[Dataset records]
· · · · ·

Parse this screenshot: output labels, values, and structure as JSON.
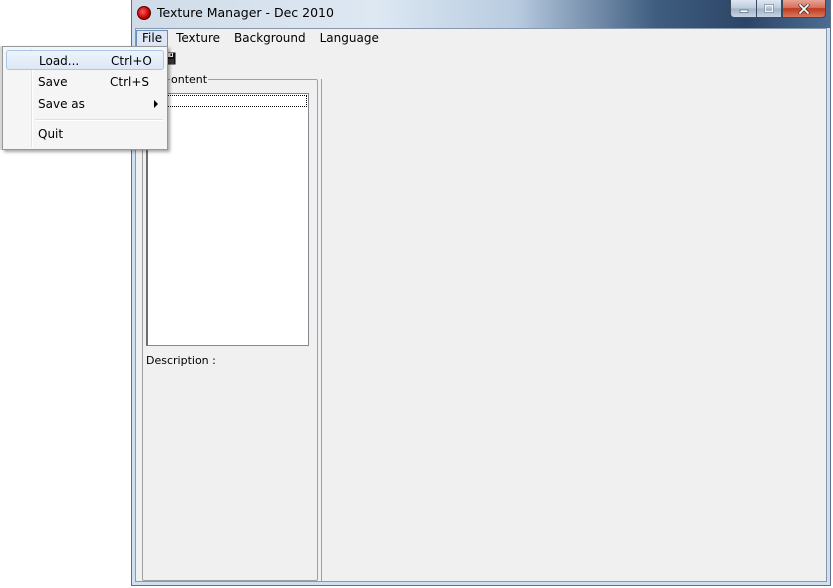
{
  "window": {
    "title": "Texture Manager - Dec 2010",
    "icon": "app-icon",
    "caption_buttons": [
      "minimize-icon",
      "maximize-icon",
      "close-icon"
    ]
  },
  "menubar": {
    "items": [
      {
        "label": "File",
        "open": true
      },
      {
        "label": "Texture"
      },
      {
        "label": "Background"
      },
      {
        "label": "Language"
      }
    ]
  },
  "file_menu": {
    "items": [
      {
        "label": "Load...",
        "shortcut": "Ctrl+O",
        "highlighted": true
      },
      {
        "label": "Save",
        "shortcut": "Ctrl+S"
      },
      {
        "label": "Save as",
        "shortcut": "",
        "submenu": true
      },
      {
        "label": "Quit",
        "shortcut": ""
      }
    ]
  },
  "toolbar": {
    "save_icon": "save-icon"
  },
  "content_group": {
    "label": "ontent"
  },
  "description": {
    "label": "Description :"
  },
  "colors": {
    "titlebar_dark": "#2c4566",
    "close_button": "#c1381d",
    "menu_highlight": "#dce8f6"
  }
}
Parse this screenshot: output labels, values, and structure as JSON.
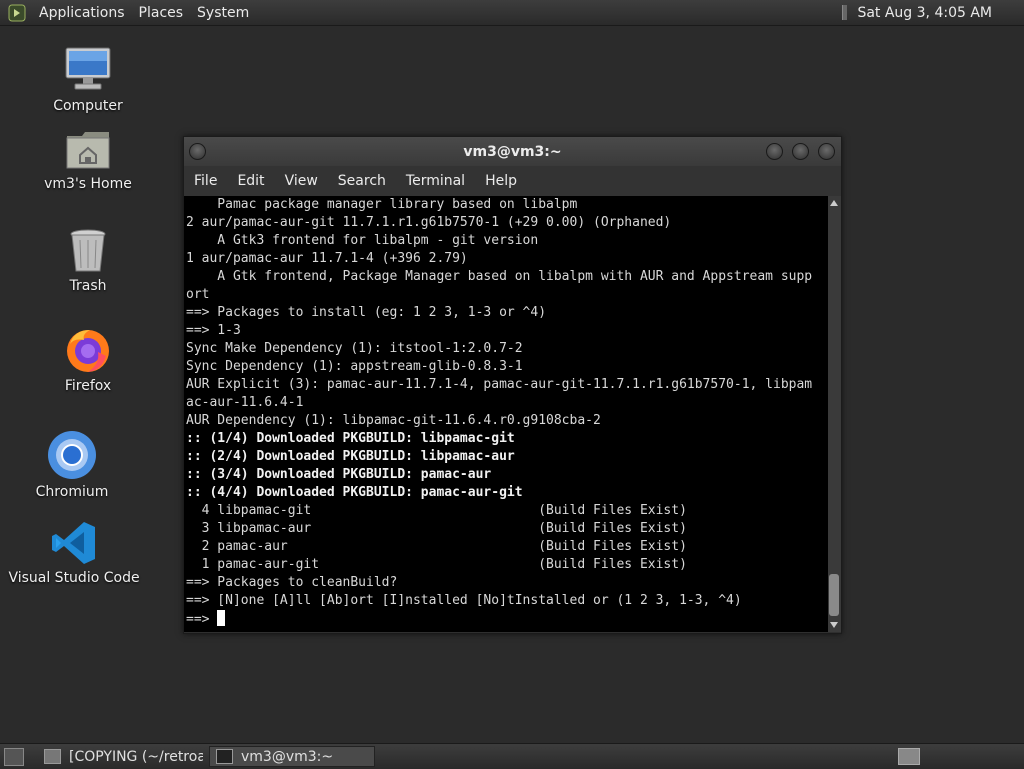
{
  "top_panel": {
    "menus": [
      "Applications",
      "Places",
      "System"
    ],
    "clock": "Sat Aug  3,  4:05 AM"
  },
  "desktop": {
    "icons": [
      {
        "label": "Computer",
        "icon": "monitor-icon"
      },
      {
        "label": "vm3's Home",
        "icon": "home-folder-icon"
      },
      {
        "label": "Trash",
        "icon": "trash-icon"
      },
      {
        "label": "Firefox",
        "icon": "firefox-icon"
      },
      {
        "label": "Chromium",
        "icon": "chromium-icon"
      },
      {
        "label": "Visual Studio Code",
        "icon": "vscode-icon"
      }
    ]
  },
  "window": {
    "title": "vm3@vm3:~",
    "menu": [
      "File",
      "Edit",
      "View",
      "Search",
      "Terminal",
      "Help"
    ],
    "lines": [
      "    Pamac package manager library based on libalpm",
      "2 aur/pamac-aur-git 11.7.1.r1.g61b7570-1 (+29 0.00) (Orphaned)",
      "    A Gtk3 frontend for libalpm - git version",
      "1 aur/pamac-aur 11.7.1-4 (+396 2.79)",
      "    A Gtk frontend, Package Manager based on libalpm with AUR and Appstream supp",
      "ort",
      "==> Packages to install (eg: 1 2 3, 1-3 or ^4)",
      "==> 1-3",
      "Sync Make Dependency (1): itstool-1:2.0.7-2",
      "Sync Dependency (1): appstream-glib-0.8.3-1",
      "AUR Explicit (3): pamac-aur-11.7.1-4, pamac-aur-git-11.7.1.r1.g61b7570-1, libpam",
      "ac-aur-11.6.4-1",
      "AUR Dependency (1): libpamac-git-11.6.4.r0.g9108cba-2",
      ":: (1/4) Downloaded PKGBUILD: libpamac-git",
      ":: (2/4) Downloaded PKGBUILD: libpamac-aur",
      ":: (3/4) Downloaded PKGBUILD: pamac-aur",
      ":: (4/4) Downloaded PKGBUILD: pamac-aur-git",
      "  4 libpamac-git                             (Build Files Exist)",
      "  3 libpamac-aur                             (Build Files Exist)",
      "  2 pamac-aur                                (Build Files Exist)",
      "  1 pamac-aur-git                            (Build Files Exist)",
      "==> Packages to cleanBuild?",
      "==> [N]one [A]ll [Ab]ort [I]nstalled [No]tInstalled or (1 2 3, 1-3, ^4)"
    ],
    "prompt": "==> "
  },
  "taskbar": {
    "tasks": [
      {
        "label": "[COPYING (~/retroa...",
        "active": false
      },
      {
        "label": "vm3@vm3:~",
        "active": true
      }
    ]
  }
}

· · · · ·

= GOAL OF THE EXERCISE =
Identify the lines above that contain the word "Sync", then copy them.

= WRITTEN REPLY =
      "Sync Make Dependency (1): itstool-1:2.0.7-2",
      "Sync Dependency (1): appstream-glib-0.8.3-1",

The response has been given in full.